┏━━

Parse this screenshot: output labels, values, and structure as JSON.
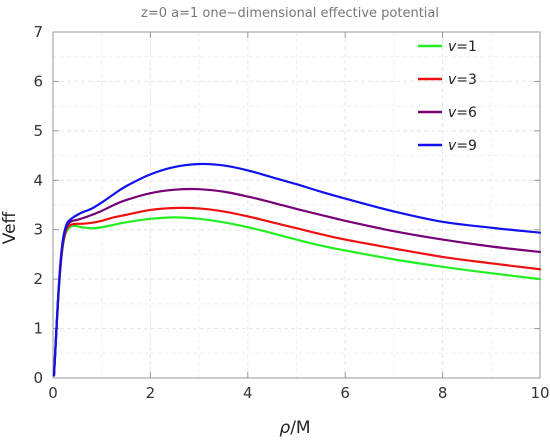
{
  "chart_data": {
    "type": "line",
    "title": "z=0 a=1 one−dimensional effective potential",
    "xlabel_main": "ρ",
    "xlabel_suffix": "/M",
    "ylabel": "Veff",
    "xlim": [
      0,
      10
    ],
    "ylim": [
      0,
      7
    ],
    "x_ticks": [
      0,
      2,
      4,
      6,
      8,
      10
    ],
    "y_ticks": [
      0,
      1,
      2,
      3,
      4,
      5,
      6,
      7
    ],
    "grid": true,
    "legend_position": "top-right",
    "series": [
      {
        "name": "v=1",
        "legend_var": "v",
        "legend_val": "=1",
        "color": "#22ee22",
        "points": [
          [
            0.02,
            0.05
          ],
          [
            0.05,
            0.6
          ],
          [
            0.1,
            1.5
          ],
          [
            0.15,
            2.2
          ],
          [
            0.2,
            2.65
          ],
          [
            0.25,
            2.9
          ],
          [
            0.3,
            3.0
          ],
          [
            0.35,
            3.05
          ],
          [
            0.4,
            3.08
          ],
          [
            0.5,
            3.07
          ],
          [
            0.6,
            3.05
          ],
          [
            0.8,
            3.03
          ],
          [
            1.0,
            3.05
          ],
          [
            1.25,
            3.1
          ],
          [
            1.5,
            3.15
          ],
          [
            2.0,
            3.22
          ],
          [
            2.5,
            3.25
          ],
          [
            3.0,
            3.22
          ],
          [
            3.5,
            3.15
          ],
          [
            4.0,
            3.05
          ],
          [
            4.5,
            2.93
          ],
          [
            5.0,
            2.8
          ],
          [
            5.5,
            2.68
          ],
          [
            6.0,
            2.58
          ],
          [
            7.0,
            2.4
          ],
          [
            8.0,
            2.25
          ],
          [
            9.0,
            2.12
          ],
          [
            10.0,
            2.0
          ]
        ]
      },
      {
        "name": "v=3",
        "legend_var": "v",
        "legend_val": "=3",
        "color": "#ee1111",
        "points": [
          [
            0.02,
            0.05
          ],
          [
            0.05,
            0.6
          ],
          [
            0.1,
            1.5
          ],
          [
            0.15,
            2.2
          ],
          [
            0.2,
            2.68
          ],
          [
            0.25,
            2.93
          ],
          [
            0.3,
            3.05
          ],
          [
            0.35,
            3.09
          ],
          [
            0.4,
            3.11
          ],
          [
            0.5,
            3.12
          ],
          [
            0.6,
            3.12
          ],
          [
            0.8,
            3.14
          ],
          [
            1.0,
            3.18
          ],
          [
            1.25,
            3.25
          ],
          [
            1.5,
            3.3
          ],
          [
            2.0,
            3.4
          ],
          [
            2.5,
            3.44
          ],
          [
            3.0,
            3.43
          ],
          [
            3.5,
            3.37
          ],
          [
            4.0,
            3.27
          ],
          [
            4.5,
            3.15
          ],
          [
            5.0,
            3.03
          ],
          [
            5.5,
            2.91
          ],
          [
            6.0,
            2.8
          ],
          [
            7.0,
            2.62
          ],
          [
            8.0,
            2.45
          ],
          [
            9.0,
            2.32
          ],
          [
            10.0,
            2.2
          ]
        ]
      },
      {
        "name": "v=6",
        "legend_var": "v",
        "legend_val": "=6",
        "color": "#770077",
        "points": [
          [
            0.02,
            0.05
          ],
          [
            0.05,
            0.6
          ],
          [
            0.1,
            1.5
          ],
          [
            0.15,
            2.25
          ],
          [
            0.2,
            2.72
          ],
          [
            0.25,
            2.98
          ],
          [
            0.3,
            3.1
          ],
          [
            0.35,
            3.15
          ],
          [
            0.4,
            3.18
          ],
          [
            0.5,
            3.2
          ],
          [
            0.6,
            3.23
          ],
          [
            0.8,
            3.3
          ],
          [
            1.0,
            3.38
          ],
          [
            1.25,
            3.5
          ],
          [
            1.5,
            3.6
          ],
          [
            2.0,
            3.74
          ],
          [
            2.5,
            3.81
          ],
          [
            3.0,
            3.82
          ],
          [
            3.5,
            3.77
          ],
          [
            4.0,
            3.67
          ],
          [
            4.5,
            3.55
          ],
          [
            5.0,
            3.42
          ],
          [
            5.5,
            3.3
          ],
          [
            6.0,
            3.18
          ],
          [
            7.0,
            2.97
          ],
          [
            8.0,
            2.8
          ],
          [
            9.0,
            2.66
          ],
          [
            10.0,
            2.55
          ]
        ]
      },
      {
        "name": "v=9",
        "legend_var": "v",
        "legend_val": "=9",
        "color": "#1111ee",
        "points": [
          [
            0.02,
            0.05
          ],
          [
            0.05,
            0.6
          ],
          [
            0.1,
            1.55
          ],
          [
            0.15,
            2.3
          ],
          [
            0.2,
            2.78
          ],
          [
            0.25,
            3.02
          ],
          [
            0.3,
            3.15
          ],
          [
            0.35,
            3.2
          ],
          [
            0.4,
            3.24
          ],
          [
            0.5,
            3.3
          ],
          [
            0.6,
            3.35
          ],
          [
            0.8,
            3.43
          ],
          [
            1.0,
            3.55
          ],
          [
            1.25,
            3.72
          ],
          [
            1.5,
            3.88
          ],
          [
            2.0,
            4.12
          ],
          [
            2.5,
            4.27
          ],
          [
            3.0,
            4.33
          ],
          [
            3.5,
            4.3
          ],
          [
            4.0,
            4.2
          ],
          [
            4.5,
            4.06
          ],
          [
            5.0,
            3.92
          ],
          [
            5.5,
            3.77
          ],
          [
            6.0,
            3.63
          ],
          [
            7.0,
            3.37
          ],
          [
            8.0,
            3.16
          ],
          [
            9.0,
            3.04
          ],
          [
            10.0,
            2.94
          ]
        ]
      }
    ]
  }
}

┗━━

Goal:
Transcribe the material exactly, leaving every picture out.

Exercise result:
Parse this screenshot: output labels, values, and structure as JSON.
{
  "chart_data": {
    "type": "line",
    "title": "z=0 a=1 one−dimensional effective potential",
    "xlabel_main": "ρ",
    "xlabel_suffix": "/M",
    "ylabel": "Veff",
    "xlim": [
      0,
      10
    ],
    "ylim": [
      0,
      7
    ],
    "x_ticks": [
      0,
      2,
      4,
      6,
      8,
      10
    ],
    "y_ticks": [
      0,
      1,
      2,
      3,
      4,
      5,
      6,
      7
    ],
    "grid": true,
    "legend_position": "top-right",
    "series": [
      {
        "name": "v=1",
        "legend_var": "v",
        "legend_val": "=1",
        "color": "#22ee22",
        "points": [
          [
            0.02,
            0.05
          ],
          [
            0.05,
            0.6
          ],
          [
            0.1,
            1.5
          ],
          [
            0.15,
            2.2
          ],
          [
            0.2,
            2.65
          ],
          [
            0.25,
            2.9
          ],
          [
            0.3,
            3.0
          ],
          [
            0.35,
            3.05
          ],
          [
            0.4,
            3.08
          ],
          [
            0.5,
            3.07
          ],
          [
            0.6,
            3.05
          ],
          [
            0.8,
            3.03
          ],
          [
            1.0,
            3.05
          ],
          [
            1.25,
            3.1
          ],
          [
            1.5,
            3.15
          ],
          [
            2.0,
            3.22
          ],
          [
            2.5,
            3.25
          ],
          [
            3.0,
            3.22
          ],
          [
            3.5,
            3.15
          ],
          [
            4.0,
            3.05
          ],
          [
            4.5,
            2.93
          ],
          [
            5.0,
            2.8
          ],
          [
            5.5,
            2.68
          ],
          [
            6.0,
            2.58
          ],
          [
            7.0,
            2.4
          ],
          [
            8.0,
            2.25
          ],
          [
            9.0,
            2.12
          ],
          [
            10.0,
            2.0
          ]
        ]
      },
      {
        "name": "v=3",
        "legend_var": "v",
        "legend_val": "=3",
        "color": "#ee1111",
        "points": [
          [
            0.02,
            0.05
          ],
          [
            0.05,
            0.6
          ],
          [
            0.1,
            1.5
          ],
          [
            0.15,
            2.2
          ],
          [
            0.2,
            2.68
          ],
          [
            0.25,
            2.93
          ],
          [
            0.3,
            3.05
          ],
          [
            0.35,
            3.09
          ],
          [
            0.4,
            3.11
          ],
          [
            0.5,
            3.12
          ],
          [
            0.6,
            3.12
          ],
          [
            0.8,
            3.14
          ],
          [
            1.0,
            3.18
          ],
          [
            1.25,
            3.25
          ],
          [
            1.5,
            3.3
          ],
          [
            2.0,
            3.4
          ],
          [
            2.5,
            3.44
          ],
          [
            3.0,
            3.43
          ],
          [
            3.5,
            3.37
          ],
          [
            4.0,
            3.27
          ],
          [
            4.5,
            3.15
          ],
          [
            5.0,
            3.03
          ],
          [
            5.5,
            2.91
          ],
          [
            6.0,
            2.8
          ],
          [
            7.0,
            2.62
          ],
          [
            8.0,
            2.45
          ],
          [
            9.0,
            2.32
          ],
          [
            10.0,
            2.2
          ]
        ]
      },
      {
        "name": "v=6",
        "legend_var": "v",
        "legend_val": "=6",
        "color": "#770077",
        "points": [
          [
            0.02,
            0.05
          ],
          [
            0.05,
            0.6
          ],
          [
            0.1,
            1.5
          ],
          [
            0.15,
            2.25
          ],
          [
            0.2,
            2.72
          ],
          [
            0.25,
            2.98
          ],
          [
            0.3,
            3.1
          ],
          [
            0.35,
            3.15
          ],
          [
            0.4,
            3.18
          ],
          [
            0.5,
            3.2
          ],
          [
            0.6,
            3.23
          ],
          [
            0.8,
            3.3
          ],
          [
            1.0,
            3.38
          ],
          [
            1.25,
            3.5
          ],
          [
            1.5,
            3.6
          ],
          [
            2.0,
            3.74
          ],
          [
            2.5,
            3.81
          ],
          [
            3.0,
            3.82
          ],
          [
            3.5,
            3.77
          ],
          [
            4.0,
            3.67
          ],
          [
            4.5,
            3.55
          ],
          [
            5.0,
            3.42
          ],
          [
            5.5,
            3.3
          ],
          [
            6.0,
            3.18
          ],
          [
            7.0,
            2.97
          ],
          [
            8.0,
            2.8
          ],
          [
            9.0,
            2.66
          ],
          [
            10.0,
            2.55
          ]
        ]
      },
      {
        "name": "v=9",
        "legend_var": "v",
        "legend_val": "=9",
        "color": "#1111ee",
        "points": [
          [
            0.02,
            0.05
          ],
          [
            0.05,
            0.6
          ],
          [
            0.1,
            1.55
          ],
          [
            0.15,
            2.3
          ],
          [
            0.2,
            2.78
          ],
          [
            0.25,
            3.02
          ],
          [
            0.3,
            3.15
          ],
          [
            0.35,
            3.2
          ],
          [
            0.4,
            3.24
          ],
          [
            0.5,
            3.3
          ],
          [
            0.6,
            3.35
          ],
          [
            0.8,
            3.43
          ],
          [
            1.0,
            3.55
          ],
          [
            1.25,
            3.72
          ],
          [
            1.5,
            3.88
          ],
          [
            2.0,
            4.12
          ],
          [
            2.5,
            4.27
          ],
          [
            3.0,
            4.33
          ],
          [
            3.5,
            4.3
          ],
          [
            4.0,
            4.2
          ],
          [
            4.5,
            4.06
          ],
          [
            5.0,
            3.92
          ],
          [
            5.5,
            3.77
          ],
          [
            6.0,
            3.63
          ],
          [
            7.0,
            3.37
          ],
          [
            8.0,
            3.16
          ],
          [
            9.0,
            3.04
          ],
          [
            10.0,
            2.94
          ]
        ]
      }
    ]
  }
}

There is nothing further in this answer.